[Work required] Take from the listing each line that has the string "затраты".

[Extracted information]
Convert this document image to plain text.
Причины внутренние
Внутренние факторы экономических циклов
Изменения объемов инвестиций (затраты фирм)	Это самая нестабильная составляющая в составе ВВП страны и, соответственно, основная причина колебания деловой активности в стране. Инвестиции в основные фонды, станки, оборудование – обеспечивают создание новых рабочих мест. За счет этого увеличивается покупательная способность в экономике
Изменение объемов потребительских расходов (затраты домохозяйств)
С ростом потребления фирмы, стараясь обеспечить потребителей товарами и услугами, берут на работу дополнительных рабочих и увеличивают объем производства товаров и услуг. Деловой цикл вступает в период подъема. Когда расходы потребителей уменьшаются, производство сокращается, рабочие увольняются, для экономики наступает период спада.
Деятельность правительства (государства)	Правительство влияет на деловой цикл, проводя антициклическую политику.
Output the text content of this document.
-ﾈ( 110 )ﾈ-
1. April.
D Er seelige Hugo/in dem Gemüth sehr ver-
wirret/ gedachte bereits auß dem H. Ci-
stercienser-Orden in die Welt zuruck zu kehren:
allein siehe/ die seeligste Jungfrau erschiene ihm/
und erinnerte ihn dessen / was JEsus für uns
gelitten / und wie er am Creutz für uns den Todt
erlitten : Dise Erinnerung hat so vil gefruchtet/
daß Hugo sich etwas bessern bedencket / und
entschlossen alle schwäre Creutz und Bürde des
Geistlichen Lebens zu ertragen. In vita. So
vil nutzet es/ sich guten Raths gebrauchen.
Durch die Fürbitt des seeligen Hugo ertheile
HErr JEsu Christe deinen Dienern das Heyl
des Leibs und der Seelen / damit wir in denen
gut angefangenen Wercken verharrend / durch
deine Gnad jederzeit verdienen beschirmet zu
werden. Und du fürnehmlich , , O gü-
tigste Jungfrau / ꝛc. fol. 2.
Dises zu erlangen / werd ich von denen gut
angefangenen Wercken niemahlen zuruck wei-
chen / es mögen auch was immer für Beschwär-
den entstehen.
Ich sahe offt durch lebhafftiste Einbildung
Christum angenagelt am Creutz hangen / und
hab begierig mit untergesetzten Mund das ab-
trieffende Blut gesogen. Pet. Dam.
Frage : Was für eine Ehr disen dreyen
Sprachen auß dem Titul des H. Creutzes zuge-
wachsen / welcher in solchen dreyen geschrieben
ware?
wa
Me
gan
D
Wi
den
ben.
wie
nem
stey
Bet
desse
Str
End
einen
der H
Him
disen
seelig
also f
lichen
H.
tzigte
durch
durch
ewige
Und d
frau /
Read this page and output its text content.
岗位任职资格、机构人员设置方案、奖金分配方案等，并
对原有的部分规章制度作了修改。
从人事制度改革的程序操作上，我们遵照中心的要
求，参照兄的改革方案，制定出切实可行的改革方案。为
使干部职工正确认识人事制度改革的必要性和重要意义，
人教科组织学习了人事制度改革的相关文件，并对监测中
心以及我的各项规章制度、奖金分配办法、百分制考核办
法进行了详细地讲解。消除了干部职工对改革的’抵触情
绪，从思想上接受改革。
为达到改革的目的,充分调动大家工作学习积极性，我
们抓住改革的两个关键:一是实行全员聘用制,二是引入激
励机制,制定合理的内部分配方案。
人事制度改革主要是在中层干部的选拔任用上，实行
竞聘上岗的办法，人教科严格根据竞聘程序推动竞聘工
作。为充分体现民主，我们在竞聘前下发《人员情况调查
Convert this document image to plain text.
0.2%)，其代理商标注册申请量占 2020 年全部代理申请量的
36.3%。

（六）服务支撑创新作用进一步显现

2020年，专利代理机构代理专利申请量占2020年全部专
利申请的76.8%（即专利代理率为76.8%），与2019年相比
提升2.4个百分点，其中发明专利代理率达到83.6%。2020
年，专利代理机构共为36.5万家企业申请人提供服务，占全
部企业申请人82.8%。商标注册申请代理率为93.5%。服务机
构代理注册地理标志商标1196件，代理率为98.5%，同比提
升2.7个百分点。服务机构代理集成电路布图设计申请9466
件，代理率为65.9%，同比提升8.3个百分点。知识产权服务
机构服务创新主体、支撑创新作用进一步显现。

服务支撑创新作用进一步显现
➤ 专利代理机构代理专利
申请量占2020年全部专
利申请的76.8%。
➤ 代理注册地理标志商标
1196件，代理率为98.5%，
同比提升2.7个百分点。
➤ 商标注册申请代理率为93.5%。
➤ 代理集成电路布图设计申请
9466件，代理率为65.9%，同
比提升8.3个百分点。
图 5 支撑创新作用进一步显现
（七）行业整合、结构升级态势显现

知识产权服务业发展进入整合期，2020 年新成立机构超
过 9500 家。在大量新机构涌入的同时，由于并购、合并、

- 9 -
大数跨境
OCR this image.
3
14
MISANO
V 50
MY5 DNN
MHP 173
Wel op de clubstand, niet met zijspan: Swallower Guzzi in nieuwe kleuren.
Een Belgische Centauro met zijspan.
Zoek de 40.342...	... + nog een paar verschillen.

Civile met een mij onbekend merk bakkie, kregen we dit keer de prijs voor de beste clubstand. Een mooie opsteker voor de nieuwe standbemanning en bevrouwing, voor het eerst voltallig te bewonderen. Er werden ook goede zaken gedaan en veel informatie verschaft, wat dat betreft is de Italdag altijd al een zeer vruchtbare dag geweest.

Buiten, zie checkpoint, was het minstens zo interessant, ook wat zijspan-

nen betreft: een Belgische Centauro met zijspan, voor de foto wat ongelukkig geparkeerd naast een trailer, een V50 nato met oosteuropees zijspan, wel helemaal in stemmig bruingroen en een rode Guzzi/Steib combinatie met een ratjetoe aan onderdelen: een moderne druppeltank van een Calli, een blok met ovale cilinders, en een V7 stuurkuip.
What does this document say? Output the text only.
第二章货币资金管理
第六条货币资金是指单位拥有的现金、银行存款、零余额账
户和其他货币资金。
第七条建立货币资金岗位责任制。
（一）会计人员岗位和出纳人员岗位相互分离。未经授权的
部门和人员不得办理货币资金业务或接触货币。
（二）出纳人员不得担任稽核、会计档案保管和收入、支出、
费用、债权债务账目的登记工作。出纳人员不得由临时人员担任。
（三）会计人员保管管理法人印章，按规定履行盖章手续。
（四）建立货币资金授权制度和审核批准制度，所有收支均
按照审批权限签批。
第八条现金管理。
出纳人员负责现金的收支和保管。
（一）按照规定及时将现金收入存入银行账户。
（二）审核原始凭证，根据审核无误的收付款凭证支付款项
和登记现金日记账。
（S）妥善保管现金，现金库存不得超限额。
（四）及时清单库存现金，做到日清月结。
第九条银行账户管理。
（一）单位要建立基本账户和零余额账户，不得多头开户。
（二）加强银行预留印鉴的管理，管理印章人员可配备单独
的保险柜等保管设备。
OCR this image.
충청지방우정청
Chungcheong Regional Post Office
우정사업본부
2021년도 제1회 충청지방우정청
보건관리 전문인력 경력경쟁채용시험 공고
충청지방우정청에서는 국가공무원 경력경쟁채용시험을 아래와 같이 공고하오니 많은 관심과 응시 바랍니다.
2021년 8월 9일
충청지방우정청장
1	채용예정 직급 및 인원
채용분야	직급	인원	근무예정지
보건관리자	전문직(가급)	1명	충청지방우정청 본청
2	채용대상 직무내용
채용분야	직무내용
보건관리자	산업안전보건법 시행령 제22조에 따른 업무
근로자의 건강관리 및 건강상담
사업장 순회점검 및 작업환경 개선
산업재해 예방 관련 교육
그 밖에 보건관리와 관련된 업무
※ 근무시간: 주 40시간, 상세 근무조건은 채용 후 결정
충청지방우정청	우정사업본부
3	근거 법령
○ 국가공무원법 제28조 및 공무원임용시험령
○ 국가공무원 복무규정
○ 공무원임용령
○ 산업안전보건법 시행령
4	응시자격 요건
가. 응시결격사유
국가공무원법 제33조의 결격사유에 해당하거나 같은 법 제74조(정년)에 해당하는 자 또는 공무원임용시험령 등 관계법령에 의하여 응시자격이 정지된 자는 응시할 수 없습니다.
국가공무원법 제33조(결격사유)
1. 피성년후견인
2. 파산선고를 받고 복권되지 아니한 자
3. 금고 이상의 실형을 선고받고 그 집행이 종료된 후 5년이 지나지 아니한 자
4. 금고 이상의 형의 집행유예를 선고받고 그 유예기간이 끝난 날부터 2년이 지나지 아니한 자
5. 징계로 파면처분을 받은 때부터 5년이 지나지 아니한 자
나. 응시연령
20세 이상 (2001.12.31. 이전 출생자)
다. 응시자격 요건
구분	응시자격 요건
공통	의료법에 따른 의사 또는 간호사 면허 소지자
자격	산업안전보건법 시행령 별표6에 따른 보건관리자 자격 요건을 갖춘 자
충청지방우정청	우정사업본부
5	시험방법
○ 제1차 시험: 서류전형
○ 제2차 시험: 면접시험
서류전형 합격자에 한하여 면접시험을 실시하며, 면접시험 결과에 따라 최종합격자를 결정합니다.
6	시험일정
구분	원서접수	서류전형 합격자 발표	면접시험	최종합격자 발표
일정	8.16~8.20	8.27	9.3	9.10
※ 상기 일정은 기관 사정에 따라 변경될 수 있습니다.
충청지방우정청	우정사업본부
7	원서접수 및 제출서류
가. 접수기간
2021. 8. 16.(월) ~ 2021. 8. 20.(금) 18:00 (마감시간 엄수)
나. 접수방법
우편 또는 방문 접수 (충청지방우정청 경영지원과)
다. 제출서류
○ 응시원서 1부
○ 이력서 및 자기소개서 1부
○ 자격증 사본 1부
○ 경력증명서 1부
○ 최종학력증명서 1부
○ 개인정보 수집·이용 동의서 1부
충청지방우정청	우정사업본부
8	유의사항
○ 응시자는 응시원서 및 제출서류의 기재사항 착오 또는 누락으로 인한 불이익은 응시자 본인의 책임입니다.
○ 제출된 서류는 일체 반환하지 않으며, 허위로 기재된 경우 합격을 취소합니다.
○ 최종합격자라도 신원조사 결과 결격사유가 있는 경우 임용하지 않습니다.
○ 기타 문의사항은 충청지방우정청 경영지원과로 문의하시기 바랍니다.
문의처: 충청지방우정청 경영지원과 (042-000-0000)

[The reply]
Изменения объемов инвестиций (затраты фирм)	Это самая нестабильная составляющая в составе ВВП страны и, соответственно, основная причина колебания деловой активности в стране. Инвестиции в основные фонды, станки, оборудование – обеспечивают создание новых рабочих мест. За счет этого увеличивается покупательная способность в экономике
Изменение объемов потребительских расходов (затраты домохозяйств)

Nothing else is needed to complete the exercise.